Materi untuk Tugas:
▬▬▬▬▬▬

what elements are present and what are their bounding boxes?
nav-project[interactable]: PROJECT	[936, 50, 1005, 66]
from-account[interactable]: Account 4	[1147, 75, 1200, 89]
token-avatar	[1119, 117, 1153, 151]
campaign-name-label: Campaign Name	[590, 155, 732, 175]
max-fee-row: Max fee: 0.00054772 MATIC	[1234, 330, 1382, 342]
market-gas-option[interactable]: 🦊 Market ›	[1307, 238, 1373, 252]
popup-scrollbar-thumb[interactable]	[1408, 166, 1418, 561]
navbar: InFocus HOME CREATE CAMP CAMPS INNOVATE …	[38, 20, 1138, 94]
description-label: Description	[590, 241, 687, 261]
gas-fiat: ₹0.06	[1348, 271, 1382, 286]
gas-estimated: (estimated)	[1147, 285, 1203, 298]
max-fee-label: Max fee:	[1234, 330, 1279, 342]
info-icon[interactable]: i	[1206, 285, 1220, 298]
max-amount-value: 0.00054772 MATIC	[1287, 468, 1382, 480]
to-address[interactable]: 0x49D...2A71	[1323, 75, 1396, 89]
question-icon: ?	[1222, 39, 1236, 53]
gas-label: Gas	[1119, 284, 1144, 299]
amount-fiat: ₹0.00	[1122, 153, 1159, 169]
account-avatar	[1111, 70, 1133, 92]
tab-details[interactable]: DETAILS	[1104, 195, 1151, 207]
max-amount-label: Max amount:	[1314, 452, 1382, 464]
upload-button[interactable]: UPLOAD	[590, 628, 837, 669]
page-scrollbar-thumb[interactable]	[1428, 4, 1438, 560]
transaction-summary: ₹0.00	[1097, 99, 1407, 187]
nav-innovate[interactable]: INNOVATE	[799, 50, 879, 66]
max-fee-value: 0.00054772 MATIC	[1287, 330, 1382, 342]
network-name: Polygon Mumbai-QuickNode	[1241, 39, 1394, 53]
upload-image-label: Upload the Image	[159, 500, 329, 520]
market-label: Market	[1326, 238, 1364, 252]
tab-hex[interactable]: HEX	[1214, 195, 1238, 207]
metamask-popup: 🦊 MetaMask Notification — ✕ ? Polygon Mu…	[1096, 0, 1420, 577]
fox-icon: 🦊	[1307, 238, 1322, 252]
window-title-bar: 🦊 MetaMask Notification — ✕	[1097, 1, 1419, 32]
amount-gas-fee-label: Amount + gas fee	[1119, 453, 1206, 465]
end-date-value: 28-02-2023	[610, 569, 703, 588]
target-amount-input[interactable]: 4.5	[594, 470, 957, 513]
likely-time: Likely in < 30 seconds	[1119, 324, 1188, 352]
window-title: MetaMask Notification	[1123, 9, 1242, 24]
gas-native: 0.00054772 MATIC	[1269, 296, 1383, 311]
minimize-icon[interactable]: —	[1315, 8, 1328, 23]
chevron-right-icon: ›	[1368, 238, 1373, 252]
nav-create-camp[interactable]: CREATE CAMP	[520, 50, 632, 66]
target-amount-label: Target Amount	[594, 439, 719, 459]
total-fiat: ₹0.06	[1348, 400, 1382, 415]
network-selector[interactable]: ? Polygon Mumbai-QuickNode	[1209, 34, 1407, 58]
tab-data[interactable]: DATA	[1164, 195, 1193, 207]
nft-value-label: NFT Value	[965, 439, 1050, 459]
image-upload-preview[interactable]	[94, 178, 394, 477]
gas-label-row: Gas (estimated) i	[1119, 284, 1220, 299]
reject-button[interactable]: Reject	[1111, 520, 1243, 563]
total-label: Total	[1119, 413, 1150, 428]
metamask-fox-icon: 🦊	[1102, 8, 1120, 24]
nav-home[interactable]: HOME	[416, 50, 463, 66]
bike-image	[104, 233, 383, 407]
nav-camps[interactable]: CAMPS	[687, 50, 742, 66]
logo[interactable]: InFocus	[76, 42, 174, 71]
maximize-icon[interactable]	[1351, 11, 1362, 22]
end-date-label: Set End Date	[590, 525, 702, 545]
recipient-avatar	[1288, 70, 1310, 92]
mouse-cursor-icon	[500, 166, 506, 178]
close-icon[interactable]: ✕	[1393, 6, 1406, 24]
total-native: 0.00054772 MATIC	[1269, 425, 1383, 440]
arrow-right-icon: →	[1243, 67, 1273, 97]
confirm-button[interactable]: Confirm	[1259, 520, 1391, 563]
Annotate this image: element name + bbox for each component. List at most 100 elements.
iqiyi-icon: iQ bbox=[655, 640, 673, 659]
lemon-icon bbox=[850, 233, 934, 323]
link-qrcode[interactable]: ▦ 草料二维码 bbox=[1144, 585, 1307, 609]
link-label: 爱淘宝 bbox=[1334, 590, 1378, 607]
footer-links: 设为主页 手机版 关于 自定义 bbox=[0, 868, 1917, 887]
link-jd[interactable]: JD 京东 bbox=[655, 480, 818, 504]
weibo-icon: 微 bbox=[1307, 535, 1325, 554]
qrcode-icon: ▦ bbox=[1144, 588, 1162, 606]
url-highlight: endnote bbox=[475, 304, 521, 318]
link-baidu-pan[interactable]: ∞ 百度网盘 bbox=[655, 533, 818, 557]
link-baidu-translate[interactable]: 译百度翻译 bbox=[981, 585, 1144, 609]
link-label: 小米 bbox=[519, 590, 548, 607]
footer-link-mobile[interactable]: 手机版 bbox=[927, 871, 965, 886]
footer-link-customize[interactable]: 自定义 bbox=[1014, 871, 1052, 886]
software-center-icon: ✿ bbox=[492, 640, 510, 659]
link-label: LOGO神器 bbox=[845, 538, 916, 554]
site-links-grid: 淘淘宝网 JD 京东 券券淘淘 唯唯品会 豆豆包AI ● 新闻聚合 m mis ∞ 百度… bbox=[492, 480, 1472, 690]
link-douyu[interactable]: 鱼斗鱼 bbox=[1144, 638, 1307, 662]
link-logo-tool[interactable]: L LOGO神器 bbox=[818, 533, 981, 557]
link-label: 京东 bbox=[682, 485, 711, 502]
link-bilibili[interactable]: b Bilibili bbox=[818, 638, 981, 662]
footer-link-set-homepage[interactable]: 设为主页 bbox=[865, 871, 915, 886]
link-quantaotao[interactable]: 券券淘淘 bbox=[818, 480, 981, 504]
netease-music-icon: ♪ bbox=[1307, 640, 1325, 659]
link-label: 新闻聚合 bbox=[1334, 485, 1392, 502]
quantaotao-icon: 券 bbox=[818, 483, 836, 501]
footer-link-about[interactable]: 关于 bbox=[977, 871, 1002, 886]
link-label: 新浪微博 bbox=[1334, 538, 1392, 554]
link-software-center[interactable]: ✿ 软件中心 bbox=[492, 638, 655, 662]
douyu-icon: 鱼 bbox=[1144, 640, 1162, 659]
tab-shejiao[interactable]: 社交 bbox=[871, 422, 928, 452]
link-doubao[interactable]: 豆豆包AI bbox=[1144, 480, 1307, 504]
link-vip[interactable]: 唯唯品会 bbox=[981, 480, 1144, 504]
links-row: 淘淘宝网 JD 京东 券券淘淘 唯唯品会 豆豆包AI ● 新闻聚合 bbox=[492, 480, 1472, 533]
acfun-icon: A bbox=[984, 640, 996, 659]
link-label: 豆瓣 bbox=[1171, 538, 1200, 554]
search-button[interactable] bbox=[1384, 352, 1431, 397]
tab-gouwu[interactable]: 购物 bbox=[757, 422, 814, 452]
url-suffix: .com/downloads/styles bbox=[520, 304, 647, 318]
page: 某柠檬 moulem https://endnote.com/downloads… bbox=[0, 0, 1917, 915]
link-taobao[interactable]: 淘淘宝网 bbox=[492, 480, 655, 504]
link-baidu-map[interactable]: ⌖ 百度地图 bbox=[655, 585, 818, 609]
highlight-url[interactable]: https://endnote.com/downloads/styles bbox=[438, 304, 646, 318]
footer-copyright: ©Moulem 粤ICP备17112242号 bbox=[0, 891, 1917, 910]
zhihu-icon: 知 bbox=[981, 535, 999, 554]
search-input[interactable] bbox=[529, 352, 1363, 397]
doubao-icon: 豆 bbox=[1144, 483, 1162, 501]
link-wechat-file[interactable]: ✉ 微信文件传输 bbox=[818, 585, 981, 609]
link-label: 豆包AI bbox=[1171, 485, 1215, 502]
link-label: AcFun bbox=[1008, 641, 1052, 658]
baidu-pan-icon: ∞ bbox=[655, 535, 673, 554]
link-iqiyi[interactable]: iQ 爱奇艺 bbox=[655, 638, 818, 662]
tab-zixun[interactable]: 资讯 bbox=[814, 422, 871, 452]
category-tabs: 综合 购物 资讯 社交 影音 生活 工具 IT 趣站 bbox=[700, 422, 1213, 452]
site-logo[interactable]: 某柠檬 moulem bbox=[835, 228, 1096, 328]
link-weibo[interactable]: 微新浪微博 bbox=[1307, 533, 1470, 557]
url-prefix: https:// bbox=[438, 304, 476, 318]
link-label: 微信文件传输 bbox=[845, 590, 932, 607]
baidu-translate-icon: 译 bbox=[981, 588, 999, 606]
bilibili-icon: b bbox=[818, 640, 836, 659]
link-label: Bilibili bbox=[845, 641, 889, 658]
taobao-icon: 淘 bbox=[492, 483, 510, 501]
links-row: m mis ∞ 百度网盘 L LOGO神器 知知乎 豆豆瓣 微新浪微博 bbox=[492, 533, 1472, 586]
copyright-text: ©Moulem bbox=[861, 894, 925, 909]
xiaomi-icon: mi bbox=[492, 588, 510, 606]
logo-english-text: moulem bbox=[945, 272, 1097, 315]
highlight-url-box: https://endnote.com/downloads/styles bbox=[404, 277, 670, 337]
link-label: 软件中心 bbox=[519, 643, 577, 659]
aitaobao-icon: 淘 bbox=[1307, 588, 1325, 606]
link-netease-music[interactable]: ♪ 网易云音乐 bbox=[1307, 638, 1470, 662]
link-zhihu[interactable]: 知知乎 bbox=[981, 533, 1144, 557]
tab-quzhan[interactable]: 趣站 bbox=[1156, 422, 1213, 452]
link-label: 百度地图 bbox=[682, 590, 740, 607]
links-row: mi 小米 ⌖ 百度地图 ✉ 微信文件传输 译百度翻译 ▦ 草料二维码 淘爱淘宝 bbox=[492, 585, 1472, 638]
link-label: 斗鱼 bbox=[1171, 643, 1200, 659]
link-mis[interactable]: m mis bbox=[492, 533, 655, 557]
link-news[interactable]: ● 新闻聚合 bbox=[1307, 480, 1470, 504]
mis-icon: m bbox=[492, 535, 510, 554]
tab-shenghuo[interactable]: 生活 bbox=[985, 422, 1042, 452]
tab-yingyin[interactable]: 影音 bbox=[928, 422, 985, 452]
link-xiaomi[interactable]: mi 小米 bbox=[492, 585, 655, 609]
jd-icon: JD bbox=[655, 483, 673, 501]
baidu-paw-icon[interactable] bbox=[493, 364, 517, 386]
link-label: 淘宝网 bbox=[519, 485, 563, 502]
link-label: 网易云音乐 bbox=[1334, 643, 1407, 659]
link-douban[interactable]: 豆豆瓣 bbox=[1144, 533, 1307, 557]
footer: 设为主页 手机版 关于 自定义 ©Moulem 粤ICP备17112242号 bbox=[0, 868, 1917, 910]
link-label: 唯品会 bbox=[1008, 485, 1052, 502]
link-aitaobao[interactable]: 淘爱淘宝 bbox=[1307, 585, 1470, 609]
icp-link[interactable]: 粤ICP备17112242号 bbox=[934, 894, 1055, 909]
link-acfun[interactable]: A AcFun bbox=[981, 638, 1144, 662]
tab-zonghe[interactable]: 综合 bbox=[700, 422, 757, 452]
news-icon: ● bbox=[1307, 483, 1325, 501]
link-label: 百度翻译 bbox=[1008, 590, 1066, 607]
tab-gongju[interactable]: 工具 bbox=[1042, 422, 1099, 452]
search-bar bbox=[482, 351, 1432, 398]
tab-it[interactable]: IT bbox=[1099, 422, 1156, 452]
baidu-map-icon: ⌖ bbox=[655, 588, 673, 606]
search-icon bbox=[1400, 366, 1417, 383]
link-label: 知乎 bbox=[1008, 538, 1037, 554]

▬▬▬▬▬▬

Ketentuan Soal:
Salin tanpa perubahan baris-baris materi di atas, mulai dari baris pertama sampai dengan baris yang memuat "330, 1279, 342]", termasuk baris itu sendiri.

Jawaban Tertulis:
what elements are present and what are their bounding boxes?
nav-project[interactable]: PROJECT	[936, 50, 1005, 66]
from-account[interactable]: Account 4	[1147, 75, 1200, 89]
token-avatar	[1119, 117, 1153, 151]
campaign-name-label: Campaign Name	[590, 155, 732, 175]
max-fee-row: Max fee: 0.00054772 MATIC	[1234, 330, 1382, 342]
market-gas-option[interactable]: 🦊 Market ›	[1307, 238, 1373, 252]
popup-scrollbar-thumb[interactable]	[1408, 166, 1418, 561]
navbar: InFocus HOME CREATE CAMP CAMPS INNOVATE …	[38, 20, 1138, 94]
description-label: Description	[590, 241, 687, 261]
gas-fiat: ₹0.06	[1348, 271, 1382, 286]
gas-estimated: (estimated)	[1147, 285, 1203, 298]
max-fee-label: Max fee:	[1234, 330, 1279, 342]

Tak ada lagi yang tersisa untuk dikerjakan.